begin Materials provided
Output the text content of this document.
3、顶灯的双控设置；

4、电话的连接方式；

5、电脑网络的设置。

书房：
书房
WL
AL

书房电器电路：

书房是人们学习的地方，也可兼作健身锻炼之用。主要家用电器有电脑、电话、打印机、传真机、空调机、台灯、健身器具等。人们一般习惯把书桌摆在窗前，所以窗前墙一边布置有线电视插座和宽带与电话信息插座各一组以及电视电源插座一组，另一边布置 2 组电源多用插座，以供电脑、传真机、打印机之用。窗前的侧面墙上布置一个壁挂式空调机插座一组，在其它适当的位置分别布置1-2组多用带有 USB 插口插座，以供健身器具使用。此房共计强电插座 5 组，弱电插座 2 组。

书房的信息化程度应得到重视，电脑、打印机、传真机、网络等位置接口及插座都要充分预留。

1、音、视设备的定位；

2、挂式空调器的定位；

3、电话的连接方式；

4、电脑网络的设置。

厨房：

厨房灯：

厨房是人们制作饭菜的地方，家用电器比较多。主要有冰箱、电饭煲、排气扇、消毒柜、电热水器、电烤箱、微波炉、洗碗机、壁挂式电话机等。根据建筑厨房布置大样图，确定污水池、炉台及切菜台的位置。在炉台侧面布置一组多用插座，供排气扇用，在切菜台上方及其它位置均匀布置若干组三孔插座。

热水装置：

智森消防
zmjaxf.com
end Materials provided
begin Materials provided
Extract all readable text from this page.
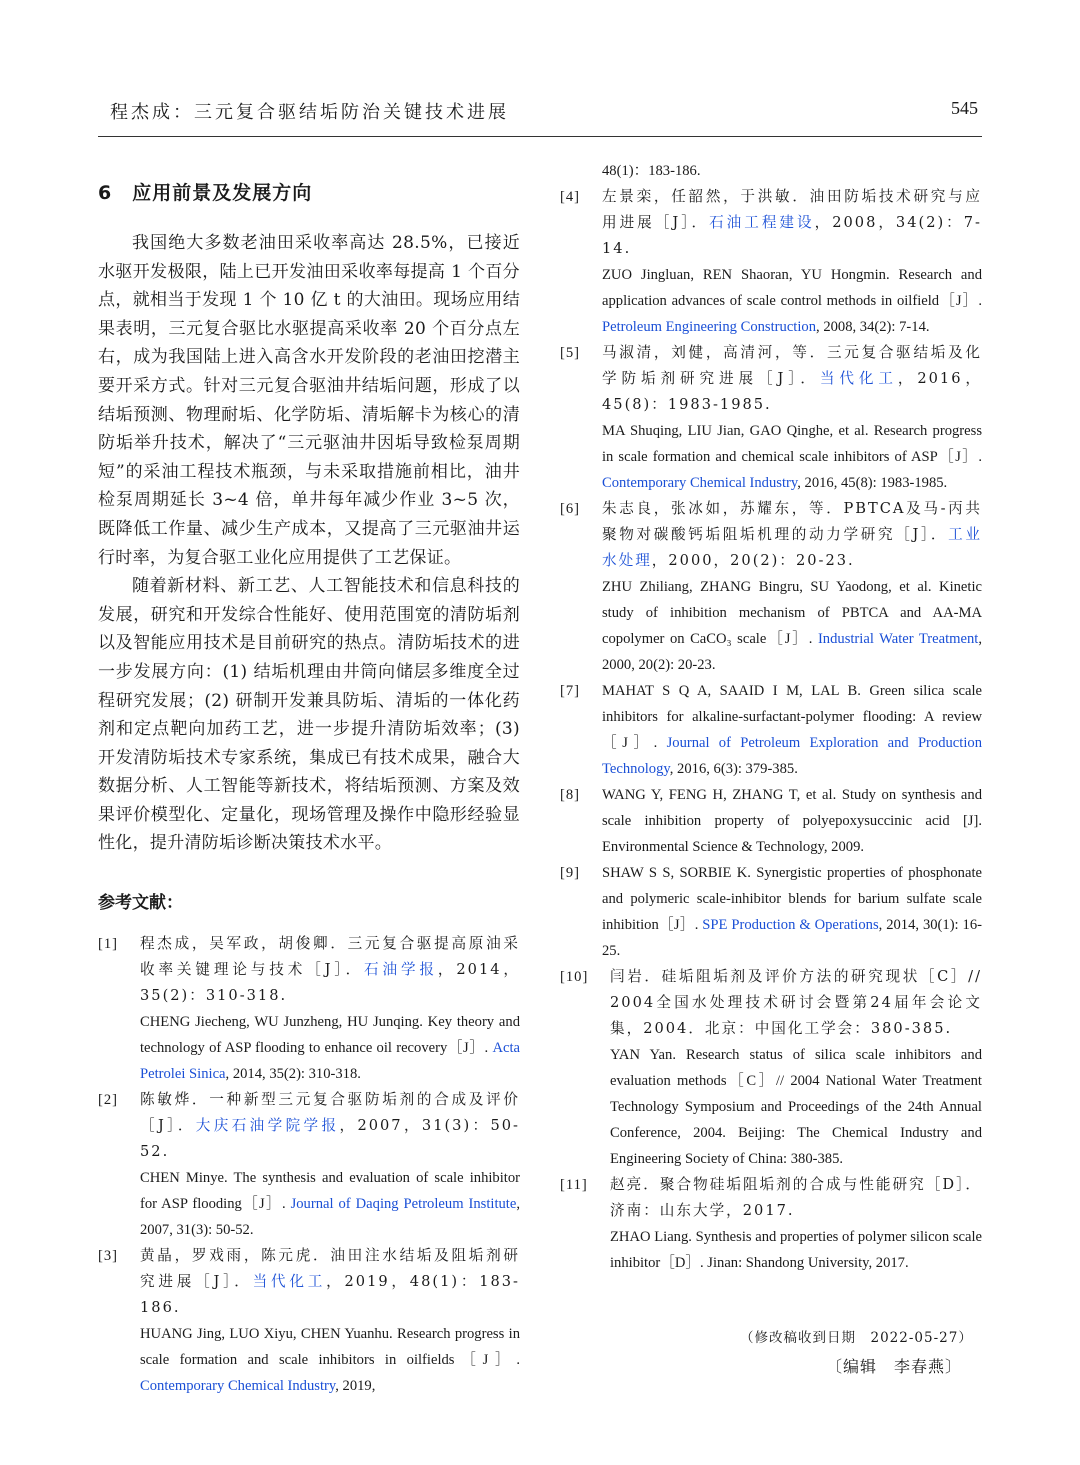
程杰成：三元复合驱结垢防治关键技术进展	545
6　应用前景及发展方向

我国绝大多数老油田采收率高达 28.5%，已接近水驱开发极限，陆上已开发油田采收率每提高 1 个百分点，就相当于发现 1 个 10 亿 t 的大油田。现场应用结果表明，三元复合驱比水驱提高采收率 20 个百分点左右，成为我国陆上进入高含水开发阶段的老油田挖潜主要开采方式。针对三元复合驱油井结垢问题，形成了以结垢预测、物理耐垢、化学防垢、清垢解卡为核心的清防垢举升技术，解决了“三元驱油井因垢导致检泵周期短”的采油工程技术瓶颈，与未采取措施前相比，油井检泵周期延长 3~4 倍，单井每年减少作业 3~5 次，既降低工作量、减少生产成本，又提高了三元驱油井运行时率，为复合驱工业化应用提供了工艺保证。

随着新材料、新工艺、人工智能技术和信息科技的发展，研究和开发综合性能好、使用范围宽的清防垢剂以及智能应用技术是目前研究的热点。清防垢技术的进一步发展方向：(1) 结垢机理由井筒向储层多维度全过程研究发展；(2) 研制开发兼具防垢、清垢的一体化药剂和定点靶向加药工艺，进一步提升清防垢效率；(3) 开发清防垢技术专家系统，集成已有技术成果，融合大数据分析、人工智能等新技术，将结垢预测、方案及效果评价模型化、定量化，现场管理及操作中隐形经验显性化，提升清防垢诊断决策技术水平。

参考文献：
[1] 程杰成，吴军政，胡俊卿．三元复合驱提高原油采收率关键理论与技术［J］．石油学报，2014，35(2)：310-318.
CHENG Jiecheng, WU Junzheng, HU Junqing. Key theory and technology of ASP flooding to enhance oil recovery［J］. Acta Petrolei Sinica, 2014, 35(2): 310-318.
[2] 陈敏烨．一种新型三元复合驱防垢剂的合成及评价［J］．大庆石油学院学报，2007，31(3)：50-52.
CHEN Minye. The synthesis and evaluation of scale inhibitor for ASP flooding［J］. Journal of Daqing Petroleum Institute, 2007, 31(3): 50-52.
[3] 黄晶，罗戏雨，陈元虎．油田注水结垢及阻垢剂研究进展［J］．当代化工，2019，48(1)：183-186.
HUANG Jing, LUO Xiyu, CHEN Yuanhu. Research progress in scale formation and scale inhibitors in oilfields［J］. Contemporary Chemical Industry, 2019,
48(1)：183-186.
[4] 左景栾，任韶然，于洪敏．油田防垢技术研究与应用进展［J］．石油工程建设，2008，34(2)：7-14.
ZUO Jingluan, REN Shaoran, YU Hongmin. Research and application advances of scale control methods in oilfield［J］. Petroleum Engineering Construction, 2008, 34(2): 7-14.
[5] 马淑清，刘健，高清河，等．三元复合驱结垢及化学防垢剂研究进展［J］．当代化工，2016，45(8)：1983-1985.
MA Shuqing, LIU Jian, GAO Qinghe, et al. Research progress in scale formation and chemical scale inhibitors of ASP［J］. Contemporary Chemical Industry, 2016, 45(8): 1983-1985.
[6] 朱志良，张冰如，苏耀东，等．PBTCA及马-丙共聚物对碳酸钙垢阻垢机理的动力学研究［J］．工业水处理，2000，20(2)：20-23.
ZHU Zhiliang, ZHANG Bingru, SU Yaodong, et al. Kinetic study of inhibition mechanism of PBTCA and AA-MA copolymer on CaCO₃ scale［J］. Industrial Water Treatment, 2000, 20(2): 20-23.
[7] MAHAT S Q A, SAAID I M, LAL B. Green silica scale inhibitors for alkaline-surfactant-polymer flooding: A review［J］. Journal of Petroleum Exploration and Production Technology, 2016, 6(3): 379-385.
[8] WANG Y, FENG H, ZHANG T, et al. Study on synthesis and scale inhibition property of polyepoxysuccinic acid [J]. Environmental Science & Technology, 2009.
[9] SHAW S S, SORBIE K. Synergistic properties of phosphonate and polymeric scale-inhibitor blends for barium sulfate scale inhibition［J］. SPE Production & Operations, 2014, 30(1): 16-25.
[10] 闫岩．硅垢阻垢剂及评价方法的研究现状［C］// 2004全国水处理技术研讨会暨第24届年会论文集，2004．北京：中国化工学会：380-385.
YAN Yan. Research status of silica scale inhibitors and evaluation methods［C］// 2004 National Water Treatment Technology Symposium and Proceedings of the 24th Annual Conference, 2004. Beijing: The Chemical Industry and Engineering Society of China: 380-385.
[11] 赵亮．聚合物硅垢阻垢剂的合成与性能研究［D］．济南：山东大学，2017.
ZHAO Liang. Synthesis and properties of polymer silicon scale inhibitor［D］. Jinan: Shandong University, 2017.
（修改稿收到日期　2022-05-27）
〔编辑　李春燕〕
end Materials provided
→ **What to produce**: From the data, collect all lines where the string "inhibitors" appears.

→ **Exercise answer**:
HUANG Jing, LUO Xiyu, CHEN Yuanhu. Research progress in scale formation and scale inhibitors in oilfields［J］. Contemporary Chemical Industry, 2019,
MA Shuqing, LIU Jian, GAO Qinghe, et al. Research progress in scale formation and chemical scale inhibitors of ASP［J］. Contemporary Chemical Industry, 2016, 45(8): 1983-1985.
[7] MAHAT S Q A, SAAID I M, LAL B. Green silica scale inhibitors for alkaline-surfactant-polymer flooding: A review［J］. Journal of Petroleum Exploration and Production Technology, 2016, 6(3): 379-385.
YAN Yan. Research status of silica scale inhibitors and evaluation methods［C］// 2004 National Water Treatment Technology Symposium and Proceedings of the 24th Annual Conference, 2004. Beijing: The Chemical Industry and Engineering Society of China: 380-385.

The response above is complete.